Extracted records

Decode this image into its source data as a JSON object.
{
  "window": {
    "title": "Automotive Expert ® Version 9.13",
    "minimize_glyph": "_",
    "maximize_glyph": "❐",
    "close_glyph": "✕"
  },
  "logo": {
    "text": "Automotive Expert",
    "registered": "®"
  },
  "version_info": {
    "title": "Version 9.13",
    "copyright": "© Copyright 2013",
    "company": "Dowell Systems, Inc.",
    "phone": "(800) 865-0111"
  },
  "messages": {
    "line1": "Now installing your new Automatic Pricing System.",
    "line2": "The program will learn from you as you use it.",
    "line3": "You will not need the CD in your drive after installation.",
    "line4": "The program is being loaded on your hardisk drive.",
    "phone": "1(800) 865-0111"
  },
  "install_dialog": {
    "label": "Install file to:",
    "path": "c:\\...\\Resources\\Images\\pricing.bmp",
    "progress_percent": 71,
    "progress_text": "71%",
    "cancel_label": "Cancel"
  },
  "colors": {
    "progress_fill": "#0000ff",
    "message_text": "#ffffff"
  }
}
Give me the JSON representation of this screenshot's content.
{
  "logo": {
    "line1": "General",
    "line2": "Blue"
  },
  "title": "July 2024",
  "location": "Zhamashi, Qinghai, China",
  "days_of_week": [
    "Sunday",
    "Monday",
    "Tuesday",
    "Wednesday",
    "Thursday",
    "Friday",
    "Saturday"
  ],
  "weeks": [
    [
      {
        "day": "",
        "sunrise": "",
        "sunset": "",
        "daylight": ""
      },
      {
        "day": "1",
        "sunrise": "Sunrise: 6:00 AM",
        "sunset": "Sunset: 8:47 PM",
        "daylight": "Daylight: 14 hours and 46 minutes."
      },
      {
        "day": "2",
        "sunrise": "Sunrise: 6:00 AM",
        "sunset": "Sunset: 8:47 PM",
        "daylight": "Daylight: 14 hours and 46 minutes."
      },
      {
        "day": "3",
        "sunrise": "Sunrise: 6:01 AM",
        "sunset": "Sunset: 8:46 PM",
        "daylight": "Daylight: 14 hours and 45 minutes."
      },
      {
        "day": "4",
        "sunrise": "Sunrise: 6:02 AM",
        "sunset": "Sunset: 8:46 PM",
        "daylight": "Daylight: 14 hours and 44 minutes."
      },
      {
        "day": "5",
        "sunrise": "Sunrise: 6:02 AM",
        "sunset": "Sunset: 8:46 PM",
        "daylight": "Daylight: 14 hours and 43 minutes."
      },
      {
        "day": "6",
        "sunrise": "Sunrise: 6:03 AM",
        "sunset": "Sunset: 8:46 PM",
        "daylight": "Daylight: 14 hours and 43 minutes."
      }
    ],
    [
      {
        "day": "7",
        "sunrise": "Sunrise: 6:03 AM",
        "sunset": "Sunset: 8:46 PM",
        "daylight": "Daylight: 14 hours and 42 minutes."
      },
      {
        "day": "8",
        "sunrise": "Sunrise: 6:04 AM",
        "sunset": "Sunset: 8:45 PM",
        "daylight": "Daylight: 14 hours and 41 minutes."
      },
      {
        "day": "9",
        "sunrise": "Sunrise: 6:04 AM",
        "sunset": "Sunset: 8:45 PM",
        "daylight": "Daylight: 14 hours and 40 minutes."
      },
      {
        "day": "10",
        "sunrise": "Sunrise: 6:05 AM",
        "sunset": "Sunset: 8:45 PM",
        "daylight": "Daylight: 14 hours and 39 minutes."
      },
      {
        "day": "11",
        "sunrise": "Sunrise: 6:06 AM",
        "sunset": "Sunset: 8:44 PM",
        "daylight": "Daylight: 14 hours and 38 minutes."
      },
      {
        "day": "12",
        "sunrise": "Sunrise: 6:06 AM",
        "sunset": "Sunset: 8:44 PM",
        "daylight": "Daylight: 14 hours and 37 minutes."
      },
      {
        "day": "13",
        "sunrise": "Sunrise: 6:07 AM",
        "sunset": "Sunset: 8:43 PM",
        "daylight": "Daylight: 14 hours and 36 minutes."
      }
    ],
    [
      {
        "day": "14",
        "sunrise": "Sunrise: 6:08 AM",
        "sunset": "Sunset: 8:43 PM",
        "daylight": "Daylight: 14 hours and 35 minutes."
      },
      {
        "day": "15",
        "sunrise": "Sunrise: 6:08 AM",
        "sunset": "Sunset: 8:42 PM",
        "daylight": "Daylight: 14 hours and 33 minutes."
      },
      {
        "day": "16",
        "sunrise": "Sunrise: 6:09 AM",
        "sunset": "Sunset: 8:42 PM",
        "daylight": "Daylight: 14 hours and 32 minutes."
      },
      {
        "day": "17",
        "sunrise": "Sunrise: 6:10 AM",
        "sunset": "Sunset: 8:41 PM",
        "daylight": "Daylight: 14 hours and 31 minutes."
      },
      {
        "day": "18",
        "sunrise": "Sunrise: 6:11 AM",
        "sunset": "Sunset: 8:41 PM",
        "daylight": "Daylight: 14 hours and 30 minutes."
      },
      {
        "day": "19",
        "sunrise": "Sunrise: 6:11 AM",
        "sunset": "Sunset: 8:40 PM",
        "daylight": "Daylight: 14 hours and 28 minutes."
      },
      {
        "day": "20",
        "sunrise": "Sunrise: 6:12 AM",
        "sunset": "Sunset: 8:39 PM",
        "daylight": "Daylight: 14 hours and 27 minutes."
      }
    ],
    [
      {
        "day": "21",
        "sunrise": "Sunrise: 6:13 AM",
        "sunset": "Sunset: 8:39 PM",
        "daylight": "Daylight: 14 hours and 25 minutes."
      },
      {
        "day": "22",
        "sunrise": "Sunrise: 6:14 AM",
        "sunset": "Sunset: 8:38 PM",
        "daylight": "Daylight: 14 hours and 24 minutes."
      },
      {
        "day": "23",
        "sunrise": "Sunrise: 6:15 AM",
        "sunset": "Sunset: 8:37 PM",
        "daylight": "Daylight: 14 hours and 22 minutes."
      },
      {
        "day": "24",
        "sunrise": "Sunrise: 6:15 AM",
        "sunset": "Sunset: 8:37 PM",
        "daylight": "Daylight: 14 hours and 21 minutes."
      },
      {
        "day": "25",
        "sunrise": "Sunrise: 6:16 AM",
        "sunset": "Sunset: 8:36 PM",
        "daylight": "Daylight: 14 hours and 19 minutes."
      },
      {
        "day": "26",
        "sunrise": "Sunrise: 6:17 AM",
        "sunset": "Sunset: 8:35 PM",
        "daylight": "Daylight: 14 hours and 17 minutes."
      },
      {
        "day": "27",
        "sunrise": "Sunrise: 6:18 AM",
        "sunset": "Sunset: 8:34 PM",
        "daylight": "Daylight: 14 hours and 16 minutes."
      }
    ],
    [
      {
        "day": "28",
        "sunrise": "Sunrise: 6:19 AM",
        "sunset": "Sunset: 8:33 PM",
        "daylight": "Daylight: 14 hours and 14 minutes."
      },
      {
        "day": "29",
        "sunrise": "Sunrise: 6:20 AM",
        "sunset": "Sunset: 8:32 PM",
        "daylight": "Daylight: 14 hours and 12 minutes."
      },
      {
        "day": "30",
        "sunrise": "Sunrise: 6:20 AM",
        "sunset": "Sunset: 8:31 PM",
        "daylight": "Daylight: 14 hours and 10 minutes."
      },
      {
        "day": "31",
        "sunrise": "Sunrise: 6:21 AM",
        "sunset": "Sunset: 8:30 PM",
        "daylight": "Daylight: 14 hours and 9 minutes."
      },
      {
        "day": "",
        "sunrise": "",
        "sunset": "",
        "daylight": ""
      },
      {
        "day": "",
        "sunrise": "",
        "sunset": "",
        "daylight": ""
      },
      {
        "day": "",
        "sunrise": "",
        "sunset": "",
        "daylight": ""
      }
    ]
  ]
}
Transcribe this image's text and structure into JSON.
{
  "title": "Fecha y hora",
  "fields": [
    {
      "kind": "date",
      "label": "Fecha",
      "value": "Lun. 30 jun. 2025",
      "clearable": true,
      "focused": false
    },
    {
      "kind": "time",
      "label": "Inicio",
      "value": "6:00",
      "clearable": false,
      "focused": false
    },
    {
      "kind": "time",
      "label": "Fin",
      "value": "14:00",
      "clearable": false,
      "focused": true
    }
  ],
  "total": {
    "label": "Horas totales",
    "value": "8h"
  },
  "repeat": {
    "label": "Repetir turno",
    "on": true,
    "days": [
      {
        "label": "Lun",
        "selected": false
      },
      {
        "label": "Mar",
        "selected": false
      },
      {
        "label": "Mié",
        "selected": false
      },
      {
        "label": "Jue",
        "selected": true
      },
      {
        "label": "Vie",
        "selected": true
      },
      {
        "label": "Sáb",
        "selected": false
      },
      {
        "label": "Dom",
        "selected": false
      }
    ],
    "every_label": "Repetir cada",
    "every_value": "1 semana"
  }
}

→ TO BE DONE: Filter the records down to the lines that contain the string "drive", and copy those lines.

→ TASK RESPONSE:
    "line3": "You will not need the CD in your drive after installation.",
    "line4": "The program is being loaded on your hardisk drive.",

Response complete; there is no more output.